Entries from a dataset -
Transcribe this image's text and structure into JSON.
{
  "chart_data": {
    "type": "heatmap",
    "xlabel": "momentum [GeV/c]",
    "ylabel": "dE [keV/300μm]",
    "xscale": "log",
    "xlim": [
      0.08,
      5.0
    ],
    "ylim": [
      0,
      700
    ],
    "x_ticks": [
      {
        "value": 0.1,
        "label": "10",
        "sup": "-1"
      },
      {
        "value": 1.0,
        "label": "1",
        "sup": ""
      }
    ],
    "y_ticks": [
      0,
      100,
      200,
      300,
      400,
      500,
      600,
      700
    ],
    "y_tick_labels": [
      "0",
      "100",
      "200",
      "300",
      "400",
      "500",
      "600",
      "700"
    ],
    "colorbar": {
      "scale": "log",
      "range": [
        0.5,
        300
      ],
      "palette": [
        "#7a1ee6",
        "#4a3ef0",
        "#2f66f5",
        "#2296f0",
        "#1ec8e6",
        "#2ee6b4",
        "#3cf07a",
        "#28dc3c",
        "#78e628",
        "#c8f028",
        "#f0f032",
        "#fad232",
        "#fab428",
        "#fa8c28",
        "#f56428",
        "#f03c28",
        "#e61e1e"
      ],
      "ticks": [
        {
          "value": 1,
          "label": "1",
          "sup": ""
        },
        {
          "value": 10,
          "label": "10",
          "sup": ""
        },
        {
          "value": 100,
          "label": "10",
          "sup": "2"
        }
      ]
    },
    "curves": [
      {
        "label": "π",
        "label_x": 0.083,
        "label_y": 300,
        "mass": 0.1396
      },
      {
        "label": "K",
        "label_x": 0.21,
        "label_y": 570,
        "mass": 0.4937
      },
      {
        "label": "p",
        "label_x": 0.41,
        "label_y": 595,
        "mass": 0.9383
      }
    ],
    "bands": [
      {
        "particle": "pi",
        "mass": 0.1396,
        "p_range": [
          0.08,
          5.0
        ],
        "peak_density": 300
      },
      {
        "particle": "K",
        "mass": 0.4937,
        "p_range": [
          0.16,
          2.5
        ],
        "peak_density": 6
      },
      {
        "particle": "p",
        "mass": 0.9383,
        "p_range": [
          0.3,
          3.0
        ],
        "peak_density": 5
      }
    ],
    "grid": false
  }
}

GIVEN TASK - Each entry above is to be quoted exactly.

COMPLETE ANSWER -
Transcribe this image's text and structure into JSON.
{
  "chart_data": {
    "type": "heatmap",
    "xlabel": "momentum [GeV/c]",
    "ylabel": "dE [keV/300μm]",
    "xscale": "log",
    "xlim": [
      0.08,
      5.0
    ],
    "ylim": [
      0,
      700
    ],
    "x_ticks": [
      {
        "value": 0.1,
        "label": "10",
        "sup": "-1"
      },
      {
        "value": 1.0,
        "label": "1",
        "sup": ""
      }
    ],
    "y_ticks": [
      0,
      100,
      200,
      300,
      400,
      500,
      600,
      700
    ],
    "y_tick_labels": [
      "0",
      "100",
      "200",
      "300",
      "400",
      "500",
      "600",
      "700"
    ],
    "colorbar": {
      "scale": "log",
      "range": [
        0.5,
        300
      ],
      "palette": [
        "#7a1ee6",
        "#4a3ef0",
        "#2f66f5",
        "#2296f0",
        "#1ec8e6",
        "#2ee6b4",
        "#3cf07a",
        "#28dc3c",
        "#78e628",
        "#c8f028",
        "#f0f032",
        "#fad232",
        "#fab428",
        "#fa8c28",
        "#f56428",
        "#f03c28",
        "#e61e1e"
      ],
      "ticks": [
        {
          "value": 1,
          "label": "1",
          "sup": ""
        },
        {
          "value": 10,
          "label": "10",
          "sup": ""
        },
        {
          "value": 100,
          "label": "10",
          "sup": "2"
        }
      ]
    },
    "curves": [
      {
        "label": "π",
        "label_x": 0.083,
        "label_y": 300,
        "mass": 0.1396
      },
      {
        "label": "K",
        "label_x": 0.21,
        "label_y": 570,
        "mass": 0.4937
      },
      {
        "label": "p",
        "label_x": 0.41,
        "label_y": 595,
        "mass": 0.9383
      }
    ],
    "bands": [
      {
        "particle": "pi",
        "mass": 0.1396,
        "p_range": [
          0.08,
          5.0
        ],
        "peak_density": 300
      },
      {
        "particle": "K",
        "mass": 0.4937,
        "p_range": [
          0.16,
          2.5
        ],
        "peak_density": 6
      },
      {
        "particle": "p",
        "mass": 0.9383,
        "p_range": [
          0.3,
          3.0
        ],
        "peak_density": 5
      }
    ],
    "grid": false
  }
}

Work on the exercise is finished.